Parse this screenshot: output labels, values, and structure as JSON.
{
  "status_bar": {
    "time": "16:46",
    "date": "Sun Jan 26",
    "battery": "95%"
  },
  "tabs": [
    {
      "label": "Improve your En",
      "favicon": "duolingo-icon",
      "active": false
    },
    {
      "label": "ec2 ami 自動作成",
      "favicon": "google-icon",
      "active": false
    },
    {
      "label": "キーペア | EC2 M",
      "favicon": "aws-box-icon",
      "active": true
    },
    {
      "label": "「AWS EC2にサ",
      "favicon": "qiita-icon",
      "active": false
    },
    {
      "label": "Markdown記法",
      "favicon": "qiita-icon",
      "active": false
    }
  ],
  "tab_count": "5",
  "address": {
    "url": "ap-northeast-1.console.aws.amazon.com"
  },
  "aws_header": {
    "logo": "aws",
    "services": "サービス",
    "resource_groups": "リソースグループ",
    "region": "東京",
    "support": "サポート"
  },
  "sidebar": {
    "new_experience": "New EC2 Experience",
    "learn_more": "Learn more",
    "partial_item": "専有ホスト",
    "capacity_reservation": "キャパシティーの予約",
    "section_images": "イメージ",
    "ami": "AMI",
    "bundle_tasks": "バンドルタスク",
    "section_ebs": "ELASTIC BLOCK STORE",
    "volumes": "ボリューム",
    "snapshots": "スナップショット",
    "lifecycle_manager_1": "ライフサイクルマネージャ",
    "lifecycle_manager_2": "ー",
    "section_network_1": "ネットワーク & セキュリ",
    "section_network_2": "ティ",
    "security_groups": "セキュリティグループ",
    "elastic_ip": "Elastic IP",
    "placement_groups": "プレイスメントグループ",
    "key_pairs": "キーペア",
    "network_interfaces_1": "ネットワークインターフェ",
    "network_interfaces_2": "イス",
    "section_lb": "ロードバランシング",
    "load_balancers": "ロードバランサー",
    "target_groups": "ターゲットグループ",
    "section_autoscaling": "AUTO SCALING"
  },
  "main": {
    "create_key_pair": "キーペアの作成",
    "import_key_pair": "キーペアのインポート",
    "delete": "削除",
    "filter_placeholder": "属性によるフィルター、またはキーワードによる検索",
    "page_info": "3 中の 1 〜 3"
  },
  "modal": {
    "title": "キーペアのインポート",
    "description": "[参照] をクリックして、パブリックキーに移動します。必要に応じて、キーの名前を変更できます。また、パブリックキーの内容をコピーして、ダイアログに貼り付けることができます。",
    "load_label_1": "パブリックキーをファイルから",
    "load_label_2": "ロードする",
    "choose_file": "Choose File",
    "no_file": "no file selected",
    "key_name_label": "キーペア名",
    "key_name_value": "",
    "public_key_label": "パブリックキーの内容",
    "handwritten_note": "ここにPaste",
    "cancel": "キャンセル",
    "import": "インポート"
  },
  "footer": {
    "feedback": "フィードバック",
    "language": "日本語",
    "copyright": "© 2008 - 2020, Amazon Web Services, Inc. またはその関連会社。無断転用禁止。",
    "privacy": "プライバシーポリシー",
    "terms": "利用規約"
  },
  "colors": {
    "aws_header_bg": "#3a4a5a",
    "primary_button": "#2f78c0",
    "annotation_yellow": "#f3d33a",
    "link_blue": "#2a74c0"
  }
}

*WORK REQUIRED:* Go through the listing above and restate it word for word.

*FINISHED ANSWER:*
Parse this screenshot: output labels, values, and structure as JSON.
{
  "status_bar": {
    "time": "16:46",
    "date": "Sun Jan 26",
    "battery": "95%"
  },
  "tabs": [
    {
      "label": "Improve your En",
      "favicon": "duolingo-icon",
      "active": false
    },
    {
      "label": "ec2 ami 自動作成",
      "favicon": "google-icon",
      "active": false
    },
    {
      "label": "キーペア | EC2 M",
      "favicon": "aws-box-icon",
      "active": true
    },
    {
      "label": "「AWS EC2にサ",
      "favicon": "qiita-icon",
      "active": false
    },
    {
      "label": "Markdown記法",
      "favicon": "qiita-icon",
      "active": false
    }
  ],
  "tab_count": "5",
  "address": {
    "url": "ap-northeast-1.console.aws.amazon.com"
  },
  "aws_header": {
    "logo": "aws",
    "services": "サービス",
    "resource_groups": "リソースグループ",
    "region": "東京",
    "support": "サポート"
  },
  "sidebar": {
    "new_experience": "New EC2 Experience",
    "learn_more": "Learn more",
    "partial_item": "専有ホスト",
    "capacity_reservation": "キャパシティーの予約",
    "section_images": "イメージ",
    "ami": "AMI",
    "bundle_tasks": "バンドルタスク",
    "section_ebs": "ELASTIC BLOCK STORE",
    "volumes": "ボリューム",
    "snapshots": "スナップショット",
    "lifecycle_manager_1": "ライフサイクルマネージャ",
    "lifecycle_manager_2": "ー",
    "section_network_1": "ネットワーク & セキュリ",
    "section_network_2": "ティ",
    "security_groups": "セキュリティグループ",
    "elastic_ip": "Elastic IP",
    "placement_groups": "プレイスメントグループ",
    "key_pairs": "キーペア",
    "network_interfaces_1": "ネットワークインターフェ",
    "network_interfaces_2": "イス",
    "section_lb": "ロードバランシング",
    "load_balancers": "ロードバランサー",
    "target_groups": "ターゲットグループ",
    "section_autoscaling": "AUTO SCALING"
  },
  "main": {
    "create_key_pair": "キーペアの作成",
    "import_key_pair": "キーペアのインポート",
    "delete": "削除",
    "filter_placeholder": "属性によるフィルター、またはキーワードによる検索",
    "page_info": "3 中の 1 〜 3"
  },
  "modal": {
    "title": "キーペアのインポート",
    "description": "[参照] をクリックして、パブリックキーに移動します。必要に応じて、キーの名前を変更できます。また、パブリックキーの内容をコピーして、ダイアログに貼り付けることができます。",
    "load_label_1": "パブリックキーをファイルから",
    "load_label_2": "ロードする",
    "choose_file": "Choose File",
    "no_file": "no file selected",
    "key_name_label": "キーペア名",
    "key_name_value": "",
    "public_key_label": "パブリックキーの内容",
    "handwritten_note": "ここにPaste",
    "cancel": "キャンセル",
    "import": "インポート"
  },
  "footer": {
    "feedback": "フィードバック",
    "language": "日本語",
    "copyright": "© 2008 - 2020, Amazon Web Services, Inc. またはその関連会社。無断転用禁止。",
    "privacy": "プライバシーポリシー",
    "terms": "利用規約"
  },
  "colors": {
    "aws_header_bg": "#3a4a5a",
    "primary_button": "#2f78c0",
    "annotation_yellow": "#f3d33a",
    "link_blue": "#2a74c0"
  }
}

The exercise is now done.